>>>

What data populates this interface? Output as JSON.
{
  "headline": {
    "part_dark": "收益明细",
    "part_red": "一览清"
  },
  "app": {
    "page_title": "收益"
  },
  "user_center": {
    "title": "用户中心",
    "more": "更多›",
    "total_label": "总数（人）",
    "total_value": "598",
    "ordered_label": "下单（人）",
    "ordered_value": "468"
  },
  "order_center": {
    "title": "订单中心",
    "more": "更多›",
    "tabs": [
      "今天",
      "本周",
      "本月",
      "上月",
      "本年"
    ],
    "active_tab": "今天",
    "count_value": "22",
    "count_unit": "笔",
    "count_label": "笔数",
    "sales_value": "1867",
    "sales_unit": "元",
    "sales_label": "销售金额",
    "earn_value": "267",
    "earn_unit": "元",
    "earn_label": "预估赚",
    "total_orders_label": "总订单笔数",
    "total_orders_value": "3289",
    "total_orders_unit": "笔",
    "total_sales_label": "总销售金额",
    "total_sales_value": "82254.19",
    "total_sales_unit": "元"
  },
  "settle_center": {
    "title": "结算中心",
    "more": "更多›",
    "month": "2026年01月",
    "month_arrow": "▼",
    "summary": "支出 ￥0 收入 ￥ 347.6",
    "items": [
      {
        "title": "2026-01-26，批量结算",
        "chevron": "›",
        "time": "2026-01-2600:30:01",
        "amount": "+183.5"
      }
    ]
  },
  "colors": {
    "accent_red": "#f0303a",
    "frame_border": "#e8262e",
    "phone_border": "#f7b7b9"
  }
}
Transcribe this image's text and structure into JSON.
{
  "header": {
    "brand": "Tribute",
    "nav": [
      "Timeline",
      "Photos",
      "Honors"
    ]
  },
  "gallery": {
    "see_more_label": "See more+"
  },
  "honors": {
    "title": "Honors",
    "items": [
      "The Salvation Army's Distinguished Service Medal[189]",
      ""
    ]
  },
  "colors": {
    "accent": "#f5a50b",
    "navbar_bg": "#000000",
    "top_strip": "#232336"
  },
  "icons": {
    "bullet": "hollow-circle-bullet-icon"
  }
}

<<<

- Problem description -
Copy every line exactly. Leave nothing out.

- Solved problem -
What data populates this interface? Output as JSON.
{
  "headline": {
    "part_dark": "收益明细",
    "part_red": "一览清"
  },
  "app": {
    "page_title": "收益"
  },
  "user_center": {
    "title": "用户中心",
    "more": "更多›",
    "total_label": "总数（人）",
    "total_value": "598",
    "ordered_label": "下单（人）",
    "ordered_value": "468"
  },
  "order_center": {
    "title": "订单中心",
    "more": "更多›",
    "tabs": [
      "今天",
      "本周",
      "本月",
      "上月",
      "本年"
    ],
    "active_tab": "今天",
    "count_value": "22",
    "count_unit": "笔",
    "count_label": "笔数",
    "sales_value": "1867",
    "sales_unit": "元",
    "sales_label": "销售金额",
    "earn_value": "267",
    "earn_unit": "元",
    "earn_label": "预估赚",
    "total_orders_label": "总订单笔数",
    "total_orders_value": "3289",
    "total_orders_unit": "笔",
    "total_sales_label": "总销售金额",
    "total_sales_value": "82254.19",
    "total_sales_unit": "元"
  },
  "settle_center": {
    "title": "结算中心",
    "more": "更多›",
    "month": "2026年01月",
    "month_arrow": "▼",
    "summary": "支出 ￥0 收入 ￥ 347.6",
    "items": [
      {
        "title": "2026-01-26，批量结算",
        "chevron": "›",
        "time": "2026-01-2600:30:01",
        "amount": "+183.5"
      }
    ]
  },
  "colors": {
    "accent_red": "#f0303a",
    "frame_border": "#e8262e",
    "phone_border": "#f7b7b9"
  }
}
Transcribe this image's text and structure into JSON.
{
  "header": {
    "brand": "Tribute",
    "nav": [
      "Timeline",
      "Photos",
      "Honors"
    ]
  },
  "gallery": {
    "see_more_label": "See more+"
  },
  "honors": {
    "title": "Honors",
    "items": [
      "The Salvation Army's Distinguished Service Medal[189]",
      ""
    ]
  },
  "colors": {
    "accent": "#f5a50b",
    "navbar_bg": "#000000",
    "top_strip": "#232336"
  },
  "icons": {
    "bullet": "hollow-circle-bullet-icon"
  }
}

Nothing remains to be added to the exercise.